◆ DIRECTIONS FOR THIS TASK
Print the entries below in their entirety, exactly as they are written.
--------
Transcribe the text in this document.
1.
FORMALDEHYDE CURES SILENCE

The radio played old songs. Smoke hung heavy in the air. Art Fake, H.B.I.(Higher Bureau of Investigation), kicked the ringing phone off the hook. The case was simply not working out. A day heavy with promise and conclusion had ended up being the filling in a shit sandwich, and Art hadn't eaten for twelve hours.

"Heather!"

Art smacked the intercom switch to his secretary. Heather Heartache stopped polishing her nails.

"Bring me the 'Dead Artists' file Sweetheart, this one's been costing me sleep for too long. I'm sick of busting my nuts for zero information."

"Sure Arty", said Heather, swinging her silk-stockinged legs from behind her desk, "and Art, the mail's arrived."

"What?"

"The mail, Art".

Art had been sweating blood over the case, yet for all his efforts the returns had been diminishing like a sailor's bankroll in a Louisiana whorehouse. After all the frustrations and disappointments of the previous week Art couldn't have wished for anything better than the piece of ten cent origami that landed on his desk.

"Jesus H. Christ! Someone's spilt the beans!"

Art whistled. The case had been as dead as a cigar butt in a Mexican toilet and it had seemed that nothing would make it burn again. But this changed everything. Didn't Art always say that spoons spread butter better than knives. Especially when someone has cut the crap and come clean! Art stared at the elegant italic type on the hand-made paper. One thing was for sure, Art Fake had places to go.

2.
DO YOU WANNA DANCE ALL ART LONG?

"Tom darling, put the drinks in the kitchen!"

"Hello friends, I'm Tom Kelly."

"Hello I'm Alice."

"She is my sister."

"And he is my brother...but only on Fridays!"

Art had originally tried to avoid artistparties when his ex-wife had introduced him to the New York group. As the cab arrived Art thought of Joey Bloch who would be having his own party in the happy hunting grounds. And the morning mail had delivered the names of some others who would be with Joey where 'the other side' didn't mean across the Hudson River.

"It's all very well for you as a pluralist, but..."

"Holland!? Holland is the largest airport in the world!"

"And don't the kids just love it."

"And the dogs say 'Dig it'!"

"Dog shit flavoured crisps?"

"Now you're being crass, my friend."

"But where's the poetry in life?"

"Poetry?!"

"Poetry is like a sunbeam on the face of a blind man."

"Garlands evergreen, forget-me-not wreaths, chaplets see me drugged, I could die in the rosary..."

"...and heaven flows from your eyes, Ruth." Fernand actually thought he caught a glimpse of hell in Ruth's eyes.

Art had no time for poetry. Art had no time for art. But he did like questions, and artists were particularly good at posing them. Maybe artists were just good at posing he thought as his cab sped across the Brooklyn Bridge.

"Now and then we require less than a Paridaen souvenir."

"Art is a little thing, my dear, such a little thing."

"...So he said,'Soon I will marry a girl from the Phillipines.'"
--------
◆ CORRECT RESULT
Transcribe the text in this document.
1.
FORMALDEHYDE CURES SILENCE

The radio played old songs. Smoke hung heavy in the air. Art Fake, H.B.I.(Higher Bureau of Investigation), kicked the ringing phone off the hook. The case was simply not working out. A day heavy with promise and conclusion had ended up being the filling in a shit sandwich, and Art hadn't eaten for twelve hours.

"Heather!"

Art smacked the intercom switch to his secretary. Heather Heartache stopped polishing her nails.

"Bring me the 'Dead Artists' file Sweetheart, this one's been costing me sleep for too long. I'm sick of busting my nuts for zero information."

"Sure Arty", said Heather, swinging her silk-stockinged legs from behind her desk, "and Art, the mail's arrived."

"What?"

"The mail, Art".

Art had been sweating blood over the case, yet for all his efforts the returns had been diminishing like a sailor's bankroll in a Louisiana whorehouse. After all the frustrations and disappointments of the previous week Art couldn't have wished for anything better than the piece of ten cent origami that landed on his desk.

"Jesus H. Christ! Someone's spilt the beans!"

Art whistled. The case had been as dead as a cigar butt in a Mexican toilet and it had seemed that nothing would make it burn again. But this changed everything. Didn't Art always say that spoons spread butter better than knives. Especially when someone has cut the crap and come clean! Art stared at the elegant italic type on the hand-made paper. One thing was for sure, Art Fake had places to go.

2.
DO YOU WANNA DANCE ALL ART LONG?

"Tom darling, put the drinks in the kitchen!"

"Hello friends, I'm Tom Kelly."

"Hello I'm Alice."

"She is my sister."

"And he is my brother...but only on Fridays!"

Art had originally tried to avoid artistparties when his ex-wife had introduced him to the New York group. As the cab arrived Art thought of Joey Bloch who would be having his own party in the happy hunting grounds. And the morning mail had delivered the names of some others who would be with Joey where 'the other side' didn't mean across the Hudson River.

"It's all very well for you as a pluralist, but..."

"Holland!? Holland is the largest airport in the world!"

"And don't the kids just love it."

"And the dogs say 'Dig it'!"

"Dog shit flavoured crisps?"

"Now you're being crass, my friend."

"But where's the poetry in life?"

"Poetry?!"

"Poetry is like a sunbeam on the face of a blind man."

"Garlands evergreen, forget-me-not wreaths, chaplets see me drugged, I could die in the rosary..."

"...and heaven flows from your eyes, Ruth." Fernand actually thought he caught a glimpse of hell in Ruth's eyes.

Art had no time for poetry. Art had no time for art. But he did like questions, and artists were particularly good at posing them. Maybe artists were just good at posing he thought as his cab sped across the Brooklyn Bridge.

"Now and then we require less than a Paridaen souvenir."

"Art is a little thing, my dear, such a little thing."

"...So he said,'Soon I will marry a girl from the Phillipines.'"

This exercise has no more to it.